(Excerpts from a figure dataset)
····················

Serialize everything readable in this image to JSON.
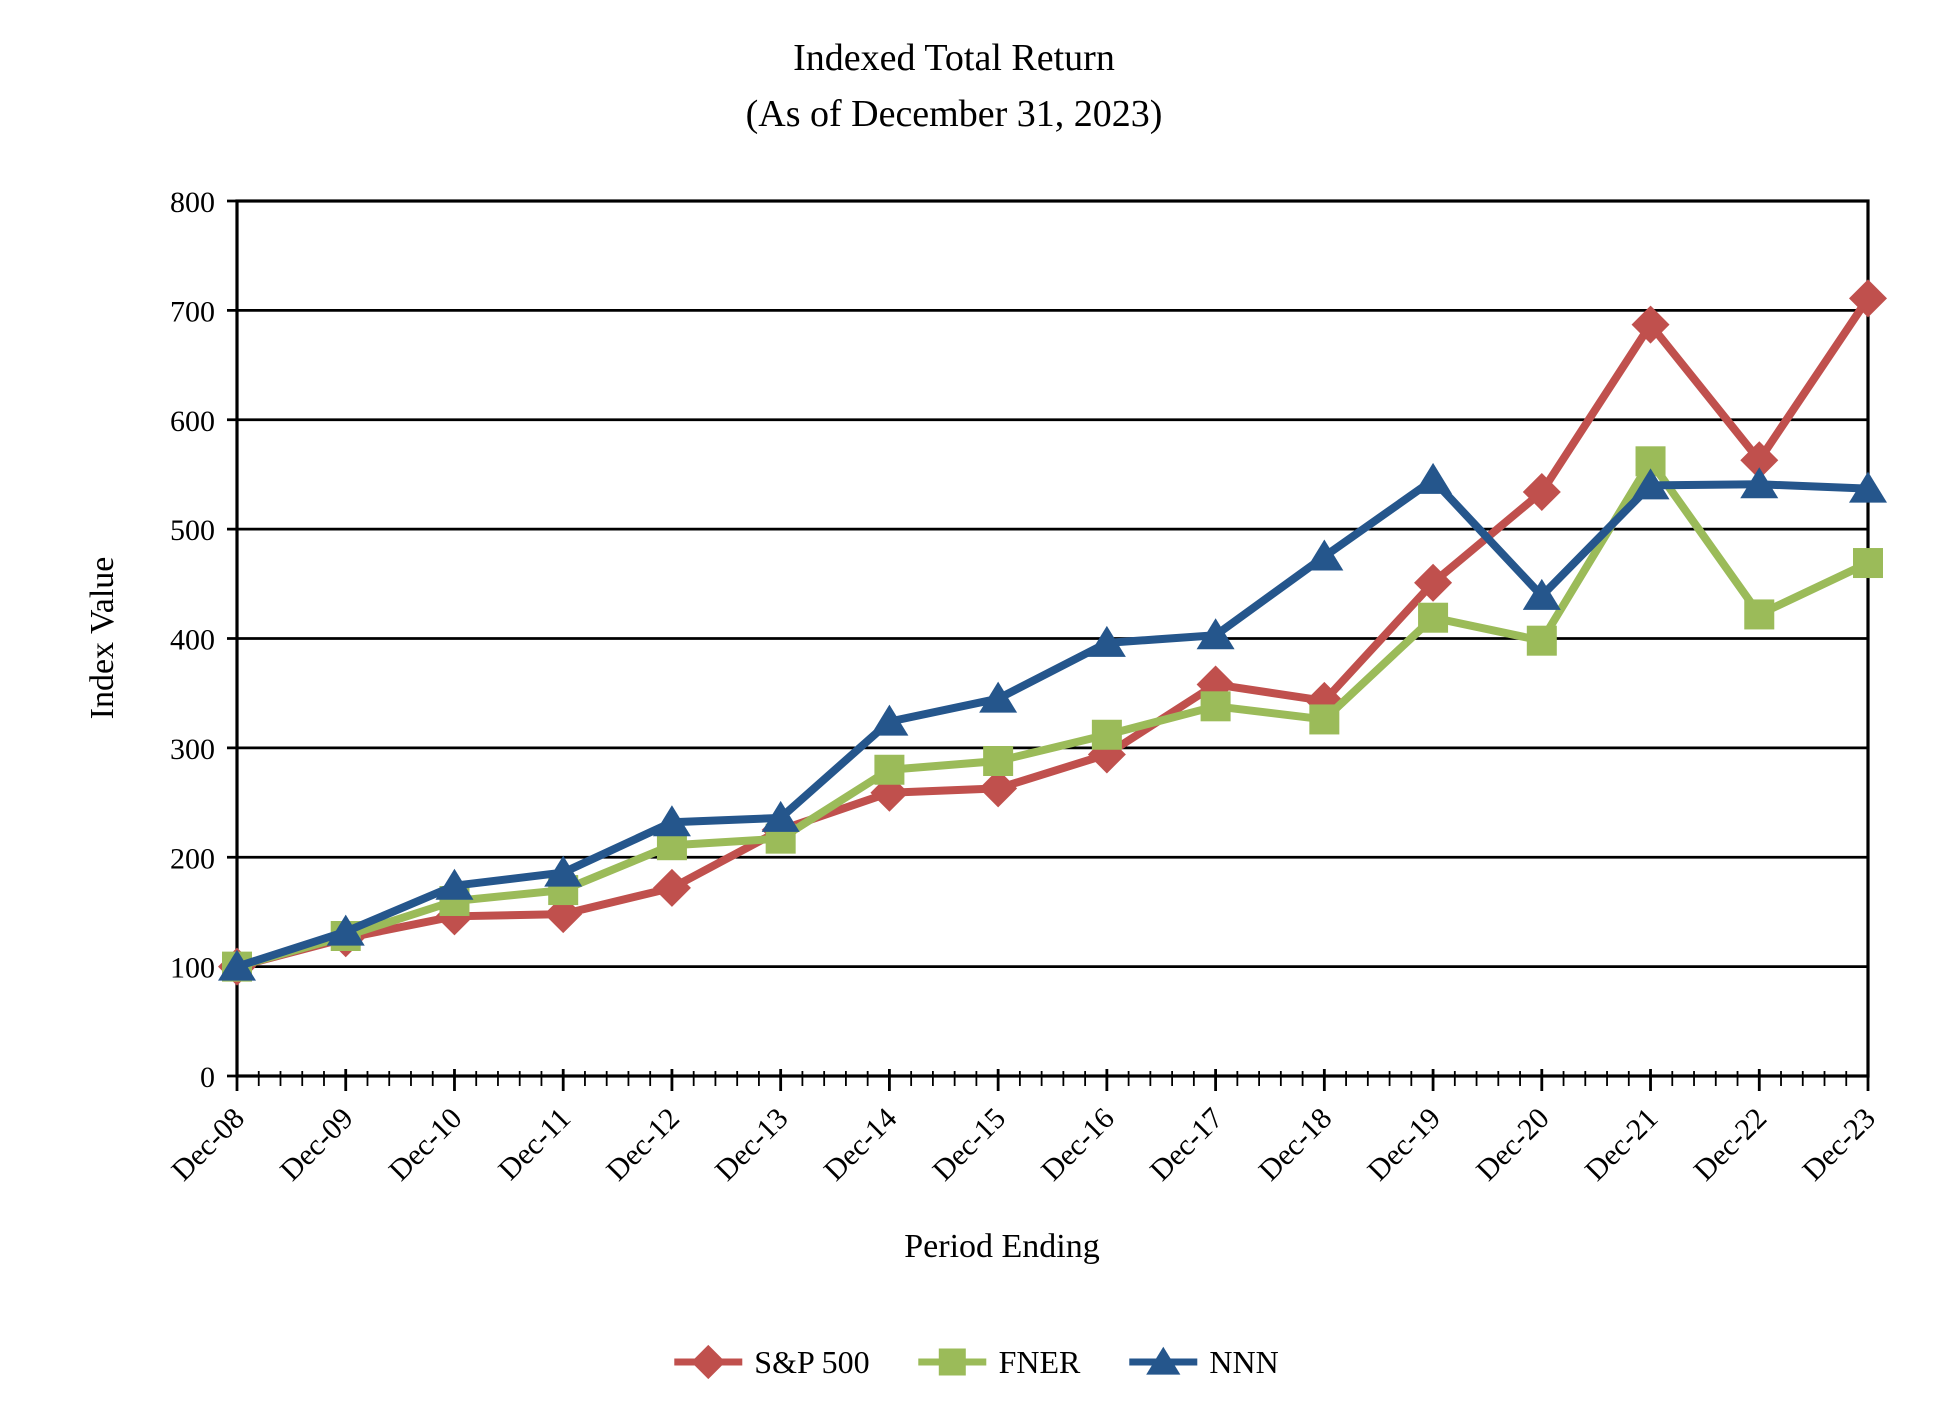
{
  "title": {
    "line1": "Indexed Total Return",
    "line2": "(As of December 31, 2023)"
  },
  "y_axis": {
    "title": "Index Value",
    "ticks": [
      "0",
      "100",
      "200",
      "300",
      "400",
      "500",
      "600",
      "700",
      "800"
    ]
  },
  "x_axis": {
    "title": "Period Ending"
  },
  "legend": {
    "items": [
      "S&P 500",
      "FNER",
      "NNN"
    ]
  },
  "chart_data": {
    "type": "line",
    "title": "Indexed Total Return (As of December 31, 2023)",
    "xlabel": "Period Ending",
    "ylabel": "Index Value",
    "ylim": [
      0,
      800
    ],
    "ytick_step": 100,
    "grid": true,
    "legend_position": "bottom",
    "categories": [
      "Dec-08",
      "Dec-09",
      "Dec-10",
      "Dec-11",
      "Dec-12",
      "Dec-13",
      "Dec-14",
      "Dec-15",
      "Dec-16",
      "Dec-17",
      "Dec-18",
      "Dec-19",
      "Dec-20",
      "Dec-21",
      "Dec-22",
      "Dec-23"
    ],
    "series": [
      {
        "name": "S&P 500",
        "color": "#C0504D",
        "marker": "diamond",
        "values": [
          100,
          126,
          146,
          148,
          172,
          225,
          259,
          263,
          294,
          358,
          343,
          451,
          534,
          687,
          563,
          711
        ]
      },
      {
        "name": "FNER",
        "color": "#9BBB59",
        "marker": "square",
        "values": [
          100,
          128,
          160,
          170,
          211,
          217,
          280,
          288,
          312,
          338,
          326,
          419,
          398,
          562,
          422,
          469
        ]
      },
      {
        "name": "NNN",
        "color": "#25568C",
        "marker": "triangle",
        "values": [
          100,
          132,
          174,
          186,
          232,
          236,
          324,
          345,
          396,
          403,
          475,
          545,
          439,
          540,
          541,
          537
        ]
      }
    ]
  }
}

····················

* TASK STATEMENT
Find all lines where the word "Indexed" appears. Copy them.

* RESULT FOR THIS EXERCISE
    "line1": "Indexed Total Return",
    "title": "Indexed Total Return (As of December 31, 2023)",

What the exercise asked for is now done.